What is needed: If any record holds an image, omit the image and print the rest exactly.

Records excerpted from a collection
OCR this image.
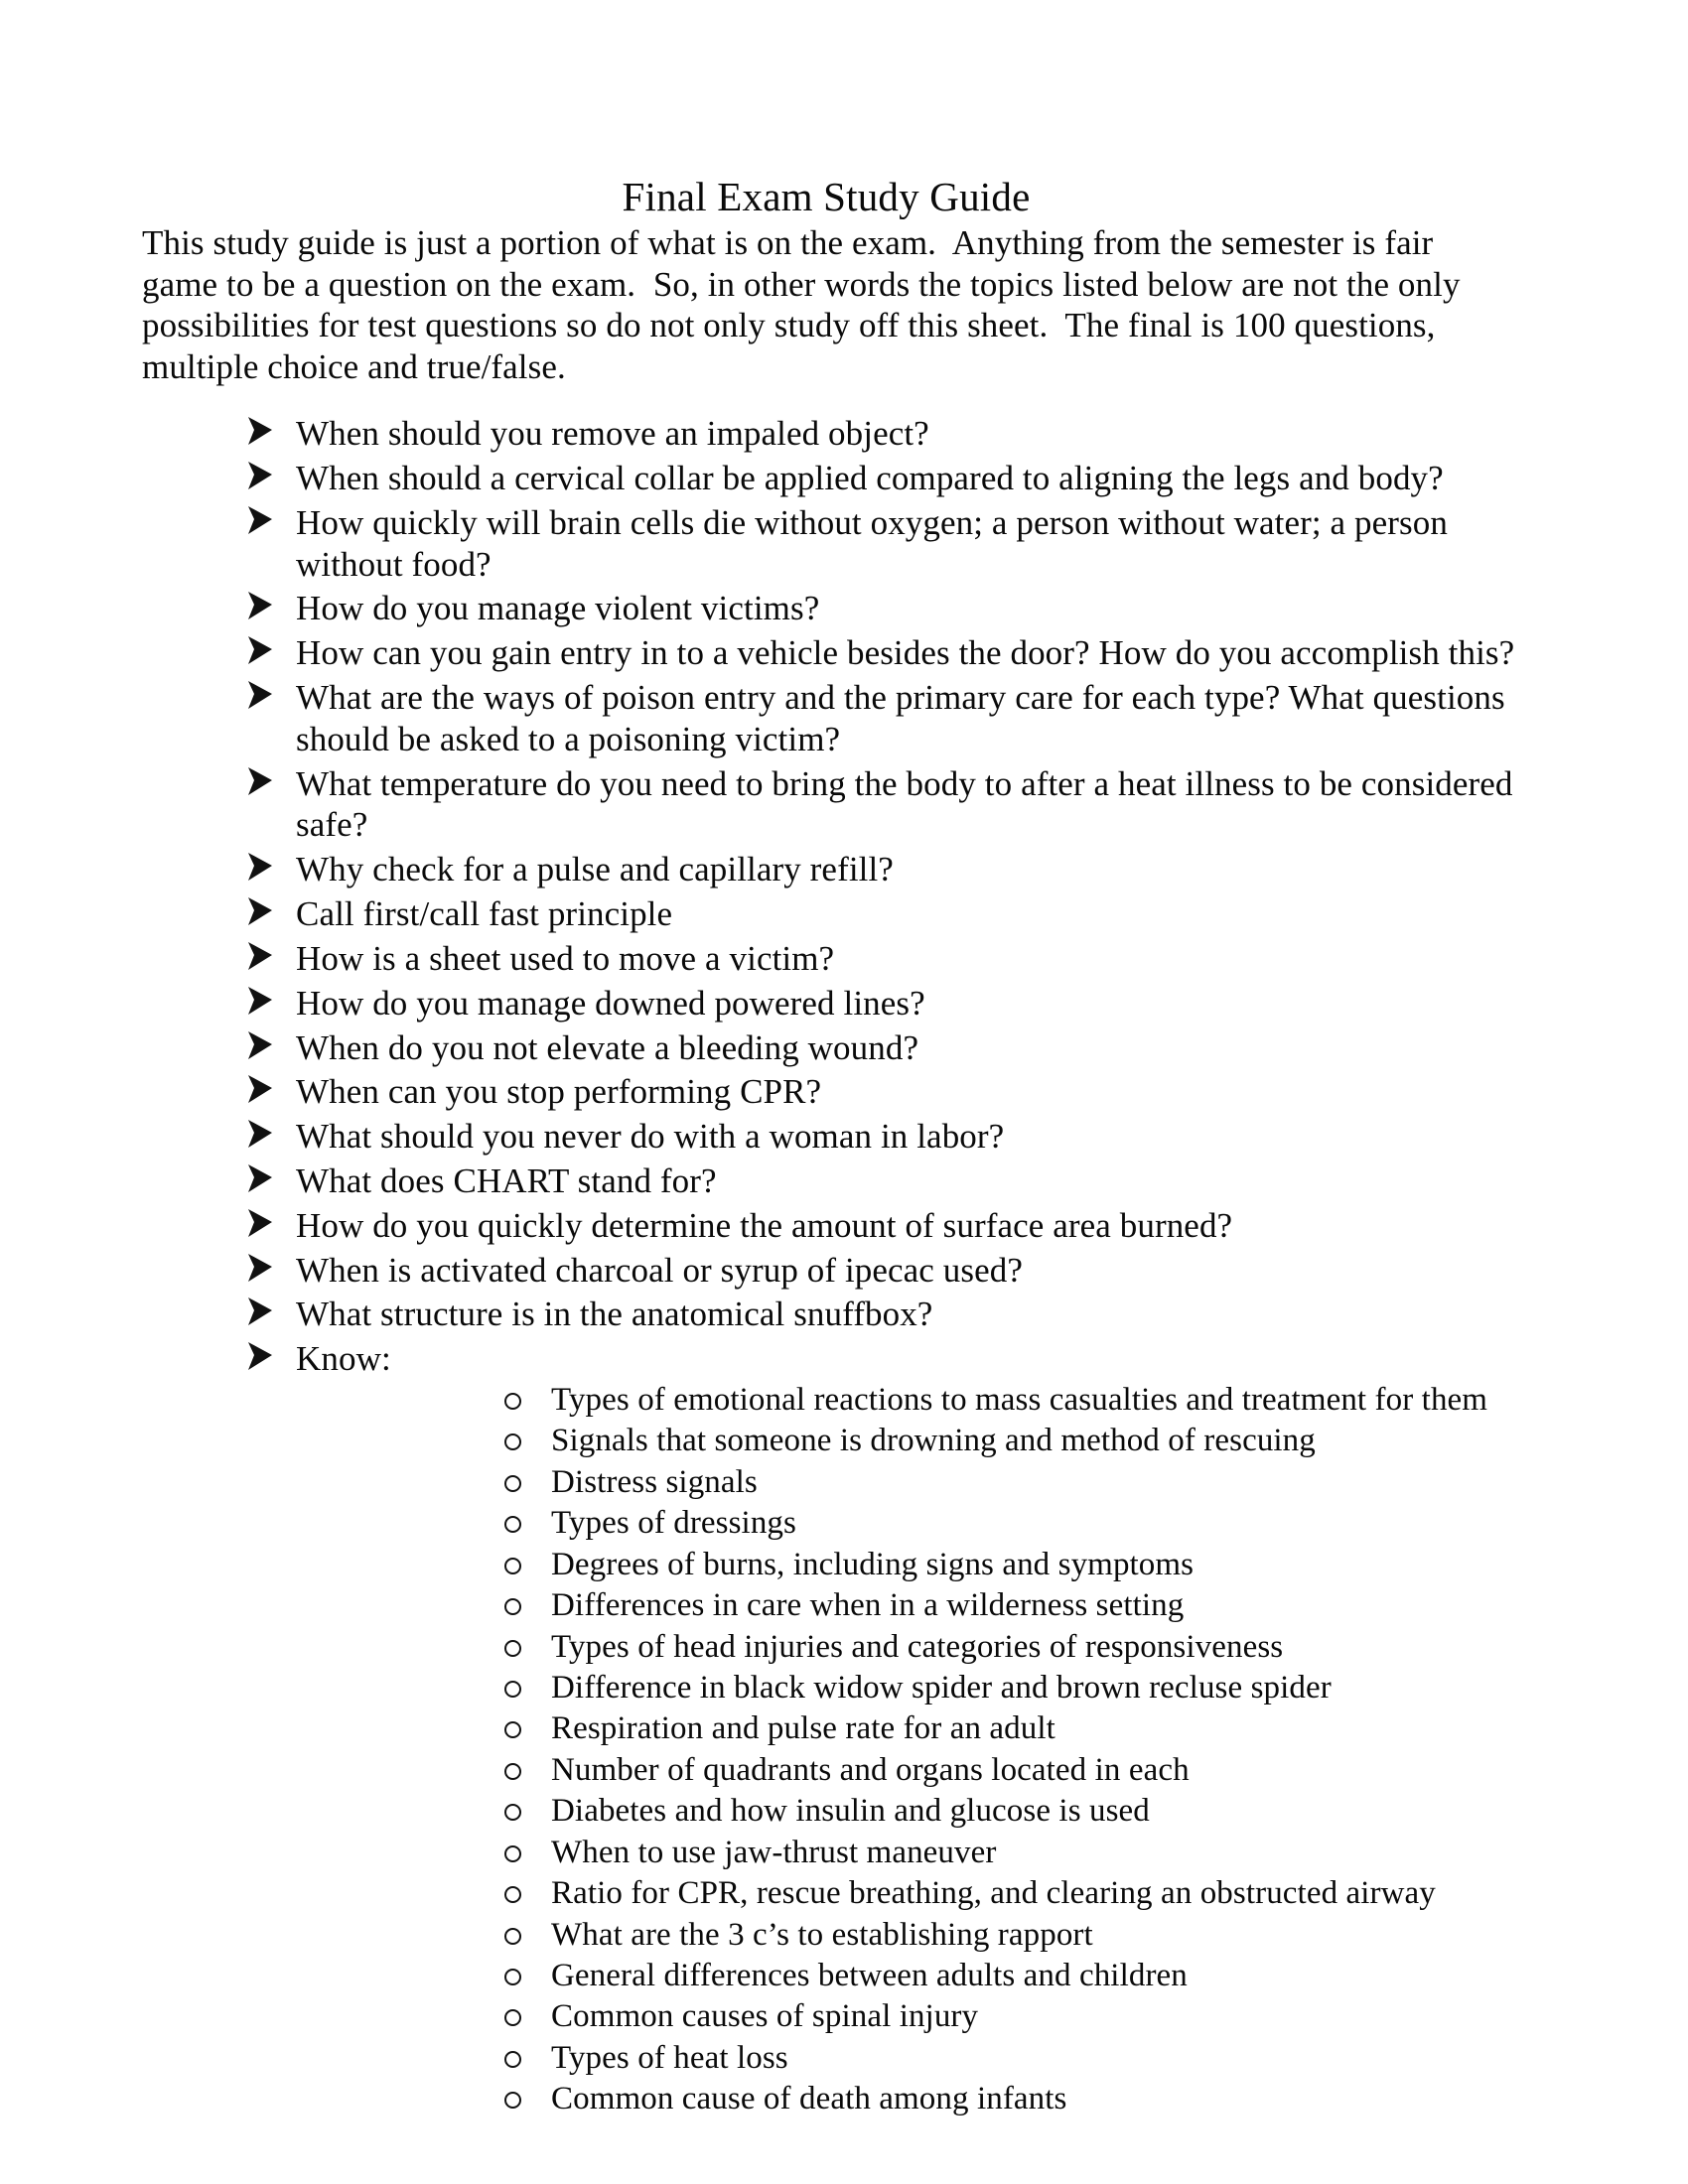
Final Exam Study Guide

This study guide is just a portion of what is on the exam.  Anything from the semester is fair
game to be a question on the exam.  So, in other words the topics listed below are not the only
possibilities for test questions so do not only study off this sheet.  The final is 100 questions,
multiple choice and true/false.

When should you remove an impaled object?
When should a cervical collar be applied compared to aligning the legs and body?
How quickly will brain cells die without oxygen; a person without water; a person
without food?
How do you manage violent victims?
How can you gain entry in to a vehicle besides the door? How do you accomplish this?
What are the ways of poison entry and the primary care for each type? What questions
should be asked to a poisoning victim?
What temperature do you need to bring the body to after a heat illness to be considered
safe?
Why check for a pulse and capillary refill?
Call first/call fast principle
How is a sheet used to move a victim?
How do you manage downed powered lines?
When do you not elevate a bleeding wound?
When can you stop performing CPR?
What should you never do with a woman in labor?
What does CHART stand for?
How do you quickly determine the amount of surface area burned?
When is activated charcoal or syrup of ipecac used?
What structure is in the anatomical snuffbox?
Know:
Types of emotional reactions to mass casualties and treatment for them
Signals that someone is drowning and method of rescuing
Distress signals
Types of dressings
Degrees of burns, including signs and symptoms
Differences in care when in a wilderness setting
Types of head injuries and categories of responsiveness
Difference in black widow spider and brown recluse spider
Respiration and pulse rate for an adult
Number of quadrants and organs located in each
Diabetes and how insulin and glucose is used
When to use jaw-thrust maneuver
Ratio for CPR, rescue breathing, and clearing an obstructed airway
What are the 3 c’s to establishing rapport
General differences between adults and children
Common causes of spinal injury
Types of heat loss
Common cause of death among infants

The answer:
OCR this image.
Final Exam Study Guide

This study guide is just a portion of what is on the exam.  Anything from the semester is fair
game to be a question on the exam.  So, in other words the topics listed below are not the only
possibilities for test questions so do not only study off this sheet.  The final is 100 questions,
multiple choice and true/false.

When should you remove an impaled object?
When should a cervical collar be applied compared to aligning the legs and body?
How quickly will brain cells die without oxygen; a person without water; a person
without food?
How do you manage violent victims?
How can you gain entry in to a vehicle besides the door? How do you accomplish this?
What are the ways of poison entry and the primary care for each type? What questions
should be asked to a poisoning victim?
What temperature do you need to bring the body to after a heat illness to be considered
safe?
Why check for a pulse and capillary refill?
Call first/call fast principle
How is a sheet used to move a victim?
How do you manage downed powered lines?
When do you not elevate a bleeding wound?
When can you stop performing CPR?
What should you never do with a woman in labor?
What does CHART stand for?
How do you quickly determine the amount of surface area burned?
When is activated charcoal or syrup of ipecac used?
What structure is in the anatomical snuffbox?
Know:
Types of emotional reactions to mass casualties and treatment for them
Signals that someone is drowning and method of rescuing
Distress signals
Types of dressings
Degrees of burns, including signs and symptoms
Differences in care when in a wilderness setting
Types of head injuries and categories of responsiveness
Difference in black widow spider and brown recluse spider
Respiration and pulse rate for an adult
Number of quadrants and organs located in each
Diabetes and how insulin and glucose is used
When to use jaw-thrust maneuver
Ratio for CPR, rescue breathing, and clearing an obstructed airway
What are the 3 c’s to establishing rapport
General differences between adults and children
Common causes of spinal injury
Types of heat loss
Common cause of death among infants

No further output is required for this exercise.